- [Task goal]: Search the material for the word "Nancy" and copy each line that holds it.

[Records]

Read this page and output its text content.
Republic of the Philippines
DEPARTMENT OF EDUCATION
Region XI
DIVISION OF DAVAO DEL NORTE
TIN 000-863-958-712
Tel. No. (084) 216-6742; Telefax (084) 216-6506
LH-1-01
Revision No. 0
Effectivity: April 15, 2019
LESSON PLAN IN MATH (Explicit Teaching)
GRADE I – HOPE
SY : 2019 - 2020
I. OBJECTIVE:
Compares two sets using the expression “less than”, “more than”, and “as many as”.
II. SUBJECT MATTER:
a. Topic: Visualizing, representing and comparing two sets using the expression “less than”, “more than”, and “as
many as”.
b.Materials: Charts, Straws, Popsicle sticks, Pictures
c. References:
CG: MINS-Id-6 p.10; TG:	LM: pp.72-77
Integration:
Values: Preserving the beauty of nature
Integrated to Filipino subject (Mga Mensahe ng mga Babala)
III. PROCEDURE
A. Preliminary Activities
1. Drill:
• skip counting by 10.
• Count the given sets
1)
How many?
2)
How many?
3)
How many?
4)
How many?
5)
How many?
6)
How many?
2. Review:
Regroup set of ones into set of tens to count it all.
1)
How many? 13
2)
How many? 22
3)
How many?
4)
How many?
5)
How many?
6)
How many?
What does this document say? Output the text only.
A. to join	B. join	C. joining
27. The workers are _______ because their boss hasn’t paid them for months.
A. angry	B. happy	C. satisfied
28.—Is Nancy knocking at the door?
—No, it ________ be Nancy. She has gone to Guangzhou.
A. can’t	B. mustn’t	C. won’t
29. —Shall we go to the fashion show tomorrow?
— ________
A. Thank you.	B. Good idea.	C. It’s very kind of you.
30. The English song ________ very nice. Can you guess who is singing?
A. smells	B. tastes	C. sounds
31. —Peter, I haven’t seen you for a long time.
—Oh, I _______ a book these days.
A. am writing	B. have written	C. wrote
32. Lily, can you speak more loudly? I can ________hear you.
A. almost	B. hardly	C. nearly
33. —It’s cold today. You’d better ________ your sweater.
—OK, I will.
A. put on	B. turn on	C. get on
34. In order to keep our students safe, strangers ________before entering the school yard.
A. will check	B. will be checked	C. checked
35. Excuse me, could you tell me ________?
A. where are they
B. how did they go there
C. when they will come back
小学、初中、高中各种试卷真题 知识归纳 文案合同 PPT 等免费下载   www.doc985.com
* * *
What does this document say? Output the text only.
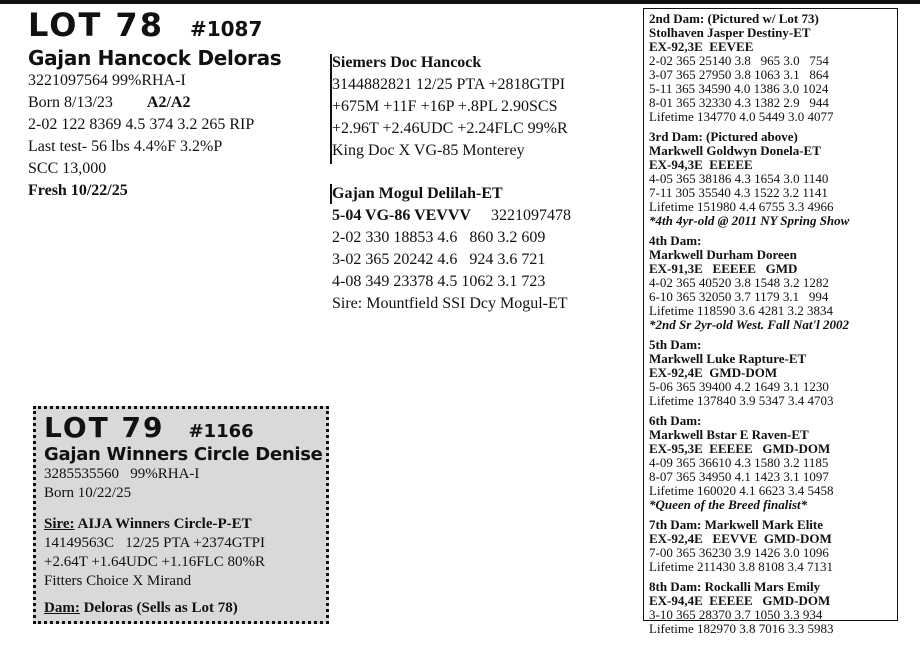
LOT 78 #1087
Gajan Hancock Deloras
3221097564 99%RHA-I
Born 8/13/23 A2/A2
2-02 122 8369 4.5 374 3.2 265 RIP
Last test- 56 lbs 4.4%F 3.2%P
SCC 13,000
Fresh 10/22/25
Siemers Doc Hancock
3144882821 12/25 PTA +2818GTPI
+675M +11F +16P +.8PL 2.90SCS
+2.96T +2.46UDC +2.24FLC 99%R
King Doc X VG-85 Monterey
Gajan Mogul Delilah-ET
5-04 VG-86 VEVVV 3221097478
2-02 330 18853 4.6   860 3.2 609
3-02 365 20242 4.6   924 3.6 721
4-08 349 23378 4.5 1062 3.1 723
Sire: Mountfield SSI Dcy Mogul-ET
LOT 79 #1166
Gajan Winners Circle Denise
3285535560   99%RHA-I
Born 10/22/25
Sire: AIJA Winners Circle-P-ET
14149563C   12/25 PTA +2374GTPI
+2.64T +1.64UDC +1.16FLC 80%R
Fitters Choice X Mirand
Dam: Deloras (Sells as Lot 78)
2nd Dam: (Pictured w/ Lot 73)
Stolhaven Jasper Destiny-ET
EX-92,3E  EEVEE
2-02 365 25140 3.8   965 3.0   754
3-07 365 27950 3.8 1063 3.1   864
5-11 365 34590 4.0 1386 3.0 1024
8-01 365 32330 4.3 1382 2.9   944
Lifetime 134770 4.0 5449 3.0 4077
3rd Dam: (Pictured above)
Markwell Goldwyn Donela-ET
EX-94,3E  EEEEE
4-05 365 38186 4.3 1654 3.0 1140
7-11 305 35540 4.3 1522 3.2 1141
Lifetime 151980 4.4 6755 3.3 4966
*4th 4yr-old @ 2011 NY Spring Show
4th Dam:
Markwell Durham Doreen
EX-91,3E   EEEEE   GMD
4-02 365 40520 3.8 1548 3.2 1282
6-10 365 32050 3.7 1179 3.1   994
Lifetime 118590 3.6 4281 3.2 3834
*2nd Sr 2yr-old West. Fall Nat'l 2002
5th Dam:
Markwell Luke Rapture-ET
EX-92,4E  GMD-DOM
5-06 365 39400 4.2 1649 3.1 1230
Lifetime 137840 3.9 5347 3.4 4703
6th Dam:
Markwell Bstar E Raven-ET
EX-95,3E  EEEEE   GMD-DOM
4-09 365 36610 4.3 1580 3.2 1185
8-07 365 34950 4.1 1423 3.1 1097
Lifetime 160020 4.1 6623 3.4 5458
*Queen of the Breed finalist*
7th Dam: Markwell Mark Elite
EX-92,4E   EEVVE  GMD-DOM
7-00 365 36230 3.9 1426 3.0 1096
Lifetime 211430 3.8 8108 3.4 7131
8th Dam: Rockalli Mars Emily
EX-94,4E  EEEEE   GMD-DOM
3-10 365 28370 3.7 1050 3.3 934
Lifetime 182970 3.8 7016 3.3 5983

- [Task output]:
28.—Is Nancy knocking at the door?
—No, it ________ be Nancy. She has gone to Guangzhou.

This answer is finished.